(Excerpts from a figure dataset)
---

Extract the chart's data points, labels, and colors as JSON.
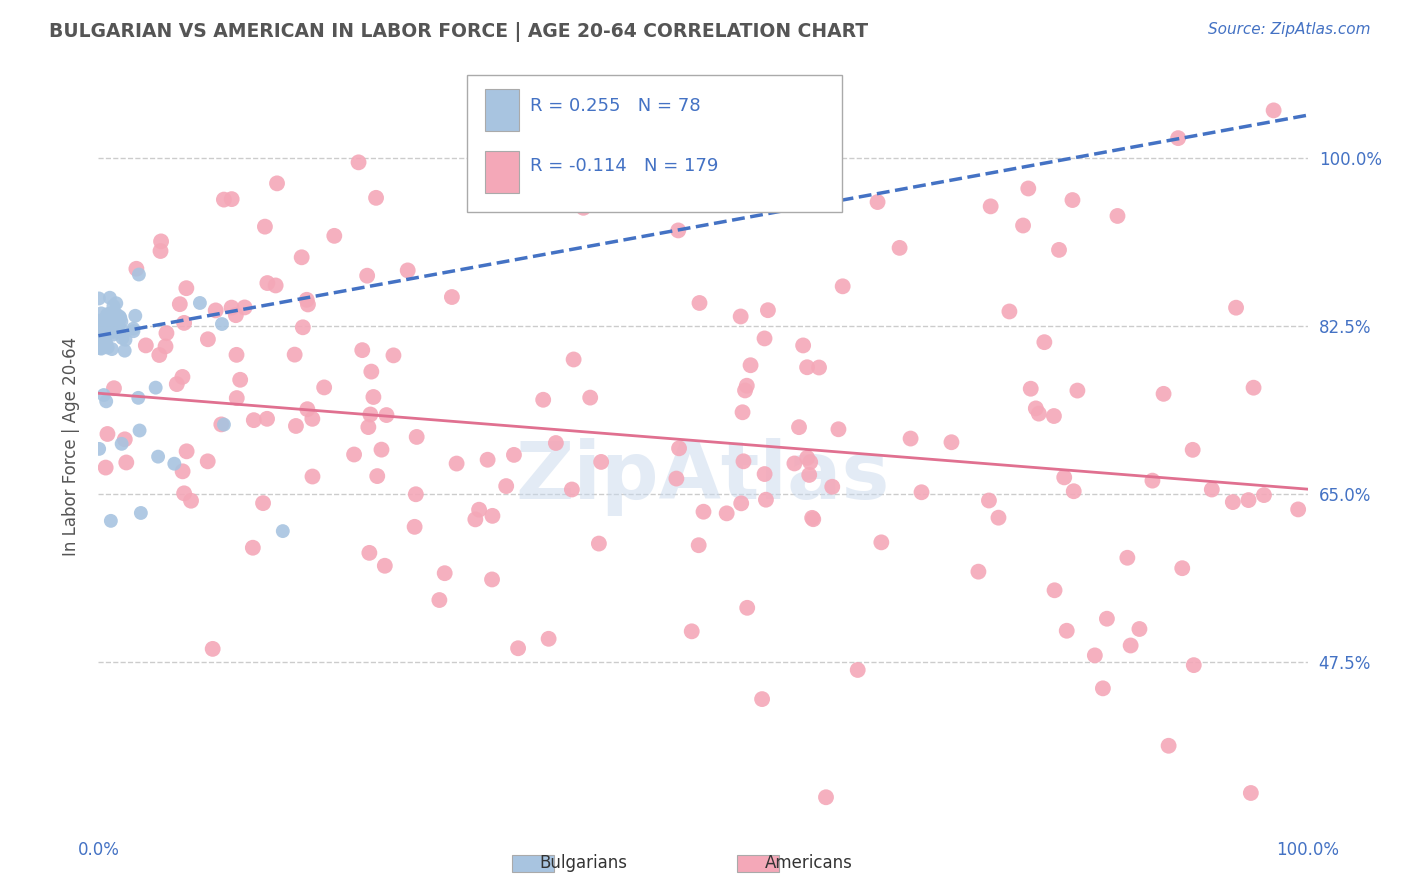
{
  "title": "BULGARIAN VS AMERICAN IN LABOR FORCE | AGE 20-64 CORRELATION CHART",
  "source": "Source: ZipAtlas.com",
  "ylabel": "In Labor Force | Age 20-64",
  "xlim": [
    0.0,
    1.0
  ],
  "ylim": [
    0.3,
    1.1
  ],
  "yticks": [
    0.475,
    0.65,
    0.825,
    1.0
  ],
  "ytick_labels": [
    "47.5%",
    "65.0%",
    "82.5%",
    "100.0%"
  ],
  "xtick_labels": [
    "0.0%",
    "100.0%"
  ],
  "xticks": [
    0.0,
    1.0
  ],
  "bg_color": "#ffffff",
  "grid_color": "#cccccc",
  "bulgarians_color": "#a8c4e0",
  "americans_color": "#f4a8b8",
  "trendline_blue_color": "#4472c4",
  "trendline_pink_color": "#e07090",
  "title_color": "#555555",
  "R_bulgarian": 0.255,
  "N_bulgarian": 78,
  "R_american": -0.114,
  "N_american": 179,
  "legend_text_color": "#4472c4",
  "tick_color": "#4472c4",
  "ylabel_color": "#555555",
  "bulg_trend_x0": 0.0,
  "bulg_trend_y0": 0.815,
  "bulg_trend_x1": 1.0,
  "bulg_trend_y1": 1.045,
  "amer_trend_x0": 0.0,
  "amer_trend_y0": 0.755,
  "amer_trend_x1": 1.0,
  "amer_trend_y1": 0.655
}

---

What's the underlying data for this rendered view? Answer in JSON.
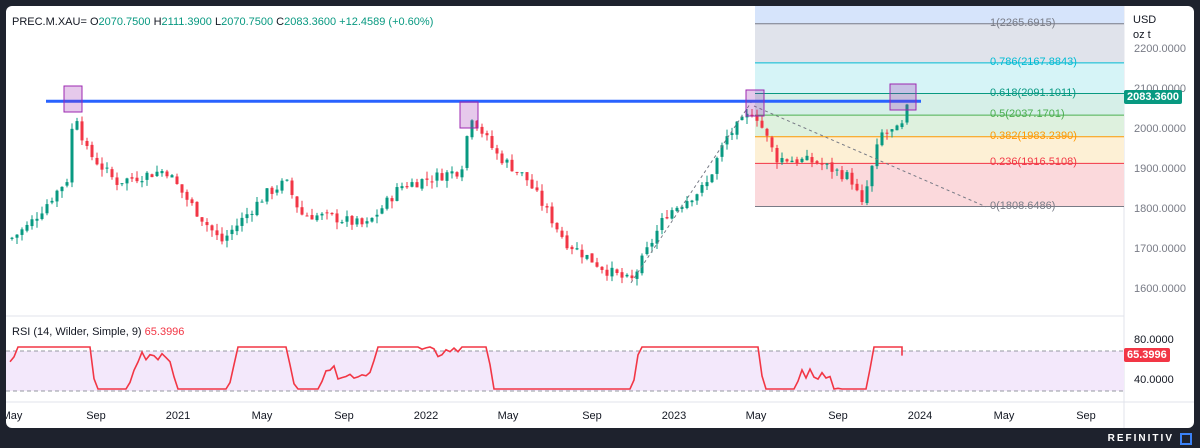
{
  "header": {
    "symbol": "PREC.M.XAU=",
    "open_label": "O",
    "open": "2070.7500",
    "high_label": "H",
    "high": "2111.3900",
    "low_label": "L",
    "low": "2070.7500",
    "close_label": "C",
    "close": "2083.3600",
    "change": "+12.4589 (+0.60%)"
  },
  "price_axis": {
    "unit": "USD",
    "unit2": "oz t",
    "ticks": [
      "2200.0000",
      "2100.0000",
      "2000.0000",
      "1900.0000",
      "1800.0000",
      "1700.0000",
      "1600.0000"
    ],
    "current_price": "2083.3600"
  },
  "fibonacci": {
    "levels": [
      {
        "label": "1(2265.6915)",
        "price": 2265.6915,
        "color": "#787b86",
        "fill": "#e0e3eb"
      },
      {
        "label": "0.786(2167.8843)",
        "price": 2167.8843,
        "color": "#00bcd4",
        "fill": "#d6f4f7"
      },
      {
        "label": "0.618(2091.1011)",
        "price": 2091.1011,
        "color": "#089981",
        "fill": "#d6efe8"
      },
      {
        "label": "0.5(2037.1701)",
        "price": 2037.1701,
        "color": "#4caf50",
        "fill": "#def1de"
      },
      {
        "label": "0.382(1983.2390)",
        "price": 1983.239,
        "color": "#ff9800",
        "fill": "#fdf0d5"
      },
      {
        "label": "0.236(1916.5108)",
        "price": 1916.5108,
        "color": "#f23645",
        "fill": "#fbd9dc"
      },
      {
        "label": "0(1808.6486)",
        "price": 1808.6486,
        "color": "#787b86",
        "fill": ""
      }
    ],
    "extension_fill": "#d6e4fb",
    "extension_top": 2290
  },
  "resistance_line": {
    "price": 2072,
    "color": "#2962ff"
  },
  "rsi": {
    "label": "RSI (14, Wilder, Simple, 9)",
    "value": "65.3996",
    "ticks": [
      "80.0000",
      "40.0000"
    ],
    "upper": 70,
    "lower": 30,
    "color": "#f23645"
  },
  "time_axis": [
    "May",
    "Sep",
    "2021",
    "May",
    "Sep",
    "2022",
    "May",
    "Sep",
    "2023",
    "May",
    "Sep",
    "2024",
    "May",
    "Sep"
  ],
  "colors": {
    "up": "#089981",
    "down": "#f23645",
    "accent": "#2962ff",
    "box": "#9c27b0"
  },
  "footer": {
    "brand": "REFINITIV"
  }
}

---

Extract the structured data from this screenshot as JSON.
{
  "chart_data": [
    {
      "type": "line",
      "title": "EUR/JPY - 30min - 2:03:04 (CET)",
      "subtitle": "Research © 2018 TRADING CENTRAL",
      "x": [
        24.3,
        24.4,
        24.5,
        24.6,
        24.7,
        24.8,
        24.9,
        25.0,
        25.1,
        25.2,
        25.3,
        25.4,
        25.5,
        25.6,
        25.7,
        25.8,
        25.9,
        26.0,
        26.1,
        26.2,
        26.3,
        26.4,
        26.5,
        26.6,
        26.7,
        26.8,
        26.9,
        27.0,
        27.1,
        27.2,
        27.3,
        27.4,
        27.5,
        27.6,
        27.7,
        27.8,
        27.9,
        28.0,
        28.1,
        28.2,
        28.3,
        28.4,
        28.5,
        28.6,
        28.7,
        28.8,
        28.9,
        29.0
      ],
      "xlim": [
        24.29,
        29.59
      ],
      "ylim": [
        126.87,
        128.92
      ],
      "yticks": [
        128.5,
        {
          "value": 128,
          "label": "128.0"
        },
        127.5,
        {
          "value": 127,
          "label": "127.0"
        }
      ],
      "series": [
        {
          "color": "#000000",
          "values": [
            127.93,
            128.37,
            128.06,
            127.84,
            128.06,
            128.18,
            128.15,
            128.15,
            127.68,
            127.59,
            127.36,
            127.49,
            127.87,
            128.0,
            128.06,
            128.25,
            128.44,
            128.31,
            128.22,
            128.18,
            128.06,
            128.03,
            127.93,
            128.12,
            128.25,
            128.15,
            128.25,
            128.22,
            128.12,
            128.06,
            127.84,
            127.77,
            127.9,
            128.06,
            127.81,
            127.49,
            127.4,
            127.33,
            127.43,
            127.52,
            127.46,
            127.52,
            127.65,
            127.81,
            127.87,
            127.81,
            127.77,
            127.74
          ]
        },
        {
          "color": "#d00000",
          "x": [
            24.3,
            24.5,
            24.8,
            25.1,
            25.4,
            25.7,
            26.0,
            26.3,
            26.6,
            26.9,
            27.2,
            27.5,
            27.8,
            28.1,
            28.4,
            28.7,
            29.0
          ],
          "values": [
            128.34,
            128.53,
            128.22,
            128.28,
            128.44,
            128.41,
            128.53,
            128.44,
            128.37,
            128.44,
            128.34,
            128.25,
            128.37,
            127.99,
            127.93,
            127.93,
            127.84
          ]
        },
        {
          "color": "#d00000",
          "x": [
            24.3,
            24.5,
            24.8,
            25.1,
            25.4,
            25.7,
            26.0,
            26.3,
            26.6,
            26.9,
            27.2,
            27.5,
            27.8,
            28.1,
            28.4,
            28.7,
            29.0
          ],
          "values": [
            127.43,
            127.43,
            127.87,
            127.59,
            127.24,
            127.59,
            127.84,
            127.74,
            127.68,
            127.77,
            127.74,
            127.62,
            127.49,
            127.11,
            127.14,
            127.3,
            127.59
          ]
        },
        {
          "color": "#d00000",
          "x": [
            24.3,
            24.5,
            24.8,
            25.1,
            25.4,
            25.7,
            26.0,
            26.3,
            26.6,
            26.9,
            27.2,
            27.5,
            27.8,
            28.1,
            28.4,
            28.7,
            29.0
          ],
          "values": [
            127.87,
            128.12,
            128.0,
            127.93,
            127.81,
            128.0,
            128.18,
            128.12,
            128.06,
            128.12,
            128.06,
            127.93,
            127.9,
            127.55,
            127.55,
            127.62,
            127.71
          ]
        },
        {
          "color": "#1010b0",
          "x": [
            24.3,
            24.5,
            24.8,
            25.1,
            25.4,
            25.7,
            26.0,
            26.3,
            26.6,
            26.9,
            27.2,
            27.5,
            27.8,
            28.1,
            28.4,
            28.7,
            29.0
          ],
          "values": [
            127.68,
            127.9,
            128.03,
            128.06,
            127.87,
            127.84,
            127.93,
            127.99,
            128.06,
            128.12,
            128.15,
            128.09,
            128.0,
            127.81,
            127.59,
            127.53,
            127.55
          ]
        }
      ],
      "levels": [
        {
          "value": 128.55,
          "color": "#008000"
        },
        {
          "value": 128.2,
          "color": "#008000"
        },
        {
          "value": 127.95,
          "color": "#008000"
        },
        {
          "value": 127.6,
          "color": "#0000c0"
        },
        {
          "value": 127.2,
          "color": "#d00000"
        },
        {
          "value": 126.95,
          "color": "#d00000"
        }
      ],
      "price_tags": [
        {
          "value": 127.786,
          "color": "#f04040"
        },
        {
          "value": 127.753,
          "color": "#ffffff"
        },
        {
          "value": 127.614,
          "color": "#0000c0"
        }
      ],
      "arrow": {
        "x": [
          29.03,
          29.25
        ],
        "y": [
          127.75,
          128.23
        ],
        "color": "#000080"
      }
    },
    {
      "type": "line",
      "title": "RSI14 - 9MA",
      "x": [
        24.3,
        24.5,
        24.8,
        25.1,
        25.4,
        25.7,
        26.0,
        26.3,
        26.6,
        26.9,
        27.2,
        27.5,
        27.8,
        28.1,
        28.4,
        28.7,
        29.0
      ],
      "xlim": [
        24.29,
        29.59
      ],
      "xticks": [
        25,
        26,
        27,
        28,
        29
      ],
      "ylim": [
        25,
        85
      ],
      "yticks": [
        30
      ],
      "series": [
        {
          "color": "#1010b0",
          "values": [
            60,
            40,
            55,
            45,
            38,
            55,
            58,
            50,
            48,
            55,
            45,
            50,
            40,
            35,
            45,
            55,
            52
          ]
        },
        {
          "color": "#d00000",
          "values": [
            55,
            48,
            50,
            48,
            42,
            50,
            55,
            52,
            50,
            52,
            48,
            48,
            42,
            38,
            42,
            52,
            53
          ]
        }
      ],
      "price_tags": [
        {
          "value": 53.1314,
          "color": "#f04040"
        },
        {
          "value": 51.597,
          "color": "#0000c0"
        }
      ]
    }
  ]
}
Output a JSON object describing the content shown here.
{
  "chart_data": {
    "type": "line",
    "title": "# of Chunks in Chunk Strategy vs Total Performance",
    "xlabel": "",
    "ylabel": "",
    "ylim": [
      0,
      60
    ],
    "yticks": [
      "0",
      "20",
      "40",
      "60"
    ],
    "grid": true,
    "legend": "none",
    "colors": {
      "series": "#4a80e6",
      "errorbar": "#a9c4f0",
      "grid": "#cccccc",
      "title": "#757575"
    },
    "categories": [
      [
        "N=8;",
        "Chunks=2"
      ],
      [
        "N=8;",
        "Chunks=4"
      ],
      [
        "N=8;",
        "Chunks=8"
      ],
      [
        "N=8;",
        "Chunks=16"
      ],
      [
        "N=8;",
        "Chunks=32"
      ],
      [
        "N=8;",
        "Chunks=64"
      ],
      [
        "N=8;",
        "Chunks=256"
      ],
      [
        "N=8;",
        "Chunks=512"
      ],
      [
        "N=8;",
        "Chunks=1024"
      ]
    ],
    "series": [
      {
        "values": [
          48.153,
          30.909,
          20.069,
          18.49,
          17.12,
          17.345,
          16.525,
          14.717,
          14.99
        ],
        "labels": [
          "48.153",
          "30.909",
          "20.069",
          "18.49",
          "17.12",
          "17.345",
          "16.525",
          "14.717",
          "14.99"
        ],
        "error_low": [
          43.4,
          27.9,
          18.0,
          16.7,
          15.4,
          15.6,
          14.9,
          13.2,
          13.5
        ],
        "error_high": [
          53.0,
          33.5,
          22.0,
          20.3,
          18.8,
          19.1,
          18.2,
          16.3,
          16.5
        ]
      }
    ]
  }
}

---

Request ▸
Scan the listing above for the word "this" and copy every line that holds it.

Solution ▸
What's the underlying data for this rendered view? Answer in JSON.
Extract the structured data from this screenshot as JSON.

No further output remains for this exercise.